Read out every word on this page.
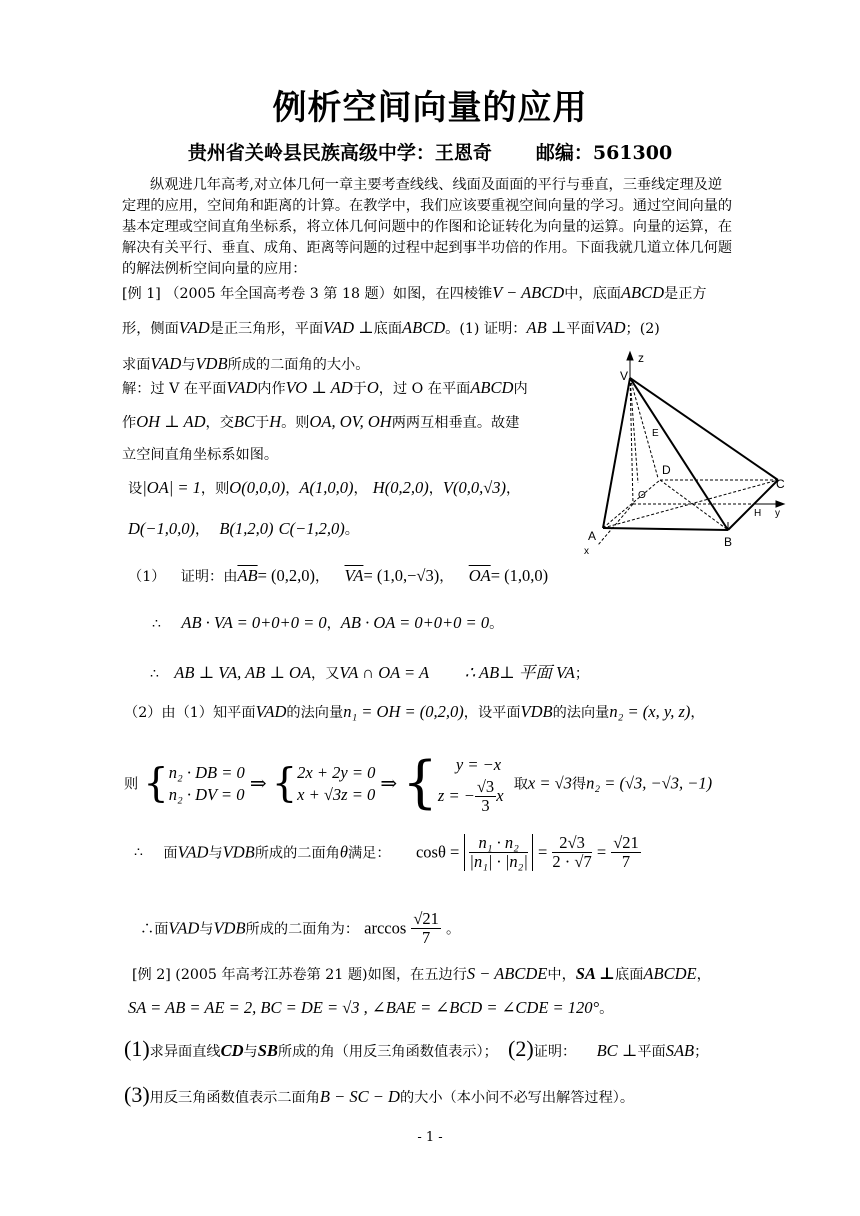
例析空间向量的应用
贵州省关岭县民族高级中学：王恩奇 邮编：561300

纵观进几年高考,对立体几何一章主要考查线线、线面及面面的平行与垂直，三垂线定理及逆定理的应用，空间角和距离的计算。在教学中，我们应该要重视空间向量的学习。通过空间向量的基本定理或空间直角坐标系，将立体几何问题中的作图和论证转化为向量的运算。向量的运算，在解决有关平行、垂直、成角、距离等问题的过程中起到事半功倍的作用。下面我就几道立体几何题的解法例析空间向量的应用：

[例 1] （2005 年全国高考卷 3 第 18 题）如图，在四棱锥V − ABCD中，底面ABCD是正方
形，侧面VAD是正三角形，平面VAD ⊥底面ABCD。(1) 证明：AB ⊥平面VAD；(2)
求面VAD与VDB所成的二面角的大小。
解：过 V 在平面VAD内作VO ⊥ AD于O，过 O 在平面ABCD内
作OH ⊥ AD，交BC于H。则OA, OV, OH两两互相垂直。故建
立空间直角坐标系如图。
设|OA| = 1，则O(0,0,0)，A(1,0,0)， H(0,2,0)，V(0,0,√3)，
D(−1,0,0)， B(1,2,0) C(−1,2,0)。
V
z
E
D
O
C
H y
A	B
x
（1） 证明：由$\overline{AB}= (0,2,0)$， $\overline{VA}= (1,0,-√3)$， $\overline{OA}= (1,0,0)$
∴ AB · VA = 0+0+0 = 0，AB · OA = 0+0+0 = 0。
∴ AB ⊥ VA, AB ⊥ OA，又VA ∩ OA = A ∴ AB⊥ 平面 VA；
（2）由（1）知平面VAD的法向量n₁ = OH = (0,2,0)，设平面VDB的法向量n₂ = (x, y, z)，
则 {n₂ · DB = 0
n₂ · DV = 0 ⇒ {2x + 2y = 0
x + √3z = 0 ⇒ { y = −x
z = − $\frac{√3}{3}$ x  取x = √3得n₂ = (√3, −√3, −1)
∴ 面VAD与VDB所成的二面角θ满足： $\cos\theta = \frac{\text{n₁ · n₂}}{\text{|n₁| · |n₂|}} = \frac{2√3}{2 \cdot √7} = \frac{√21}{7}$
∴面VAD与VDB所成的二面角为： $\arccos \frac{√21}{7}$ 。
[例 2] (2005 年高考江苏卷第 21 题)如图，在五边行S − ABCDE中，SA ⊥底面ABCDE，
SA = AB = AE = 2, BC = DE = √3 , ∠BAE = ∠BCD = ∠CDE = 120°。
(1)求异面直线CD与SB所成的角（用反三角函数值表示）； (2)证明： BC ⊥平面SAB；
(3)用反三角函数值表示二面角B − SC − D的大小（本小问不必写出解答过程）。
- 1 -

...

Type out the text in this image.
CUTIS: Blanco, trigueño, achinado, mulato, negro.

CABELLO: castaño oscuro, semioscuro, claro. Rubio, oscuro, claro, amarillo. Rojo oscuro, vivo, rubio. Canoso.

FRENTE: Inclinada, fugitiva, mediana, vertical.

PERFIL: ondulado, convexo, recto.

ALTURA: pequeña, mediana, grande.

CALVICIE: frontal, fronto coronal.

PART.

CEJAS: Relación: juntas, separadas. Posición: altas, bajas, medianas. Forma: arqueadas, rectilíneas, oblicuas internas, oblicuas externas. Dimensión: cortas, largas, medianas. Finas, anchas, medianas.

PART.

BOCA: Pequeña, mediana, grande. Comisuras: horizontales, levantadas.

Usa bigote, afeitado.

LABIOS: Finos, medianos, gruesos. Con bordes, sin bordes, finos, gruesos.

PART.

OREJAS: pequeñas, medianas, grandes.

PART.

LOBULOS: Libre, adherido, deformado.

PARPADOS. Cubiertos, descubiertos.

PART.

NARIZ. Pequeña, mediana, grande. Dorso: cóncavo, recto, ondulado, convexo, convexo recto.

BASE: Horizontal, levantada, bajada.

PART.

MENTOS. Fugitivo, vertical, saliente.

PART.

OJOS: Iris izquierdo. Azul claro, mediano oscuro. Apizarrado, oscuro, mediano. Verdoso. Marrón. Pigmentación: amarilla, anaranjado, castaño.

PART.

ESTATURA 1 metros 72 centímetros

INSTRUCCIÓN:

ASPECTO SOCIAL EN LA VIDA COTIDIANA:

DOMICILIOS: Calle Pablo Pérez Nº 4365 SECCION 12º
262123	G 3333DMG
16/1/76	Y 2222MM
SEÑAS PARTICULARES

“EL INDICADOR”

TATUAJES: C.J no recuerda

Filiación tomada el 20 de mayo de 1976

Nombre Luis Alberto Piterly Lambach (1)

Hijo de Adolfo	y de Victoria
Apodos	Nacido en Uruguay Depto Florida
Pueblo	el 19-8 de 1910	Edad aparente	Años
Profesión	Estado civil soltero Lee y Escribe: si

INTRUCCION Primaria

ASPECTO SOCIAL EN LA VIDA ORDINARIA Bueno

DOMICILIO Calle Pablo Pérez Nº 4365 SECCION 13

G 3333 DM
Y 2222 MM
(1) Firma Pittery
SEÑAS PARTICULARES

EXERCISE INSTRUCTIONS:
Go through the listing above and list every line that has the word "text".

RESPONSE TO THE TASK:
∴ 面VAD与VDB所成的二面角θ满足： $\cos\theta = \frac{\text{n₁ · n₂}}{\text{|n₁| · |n₂|}} = \frac{2√3}{2 \cdot √7} = \frac{√21}{7}$
Type out the text in this image.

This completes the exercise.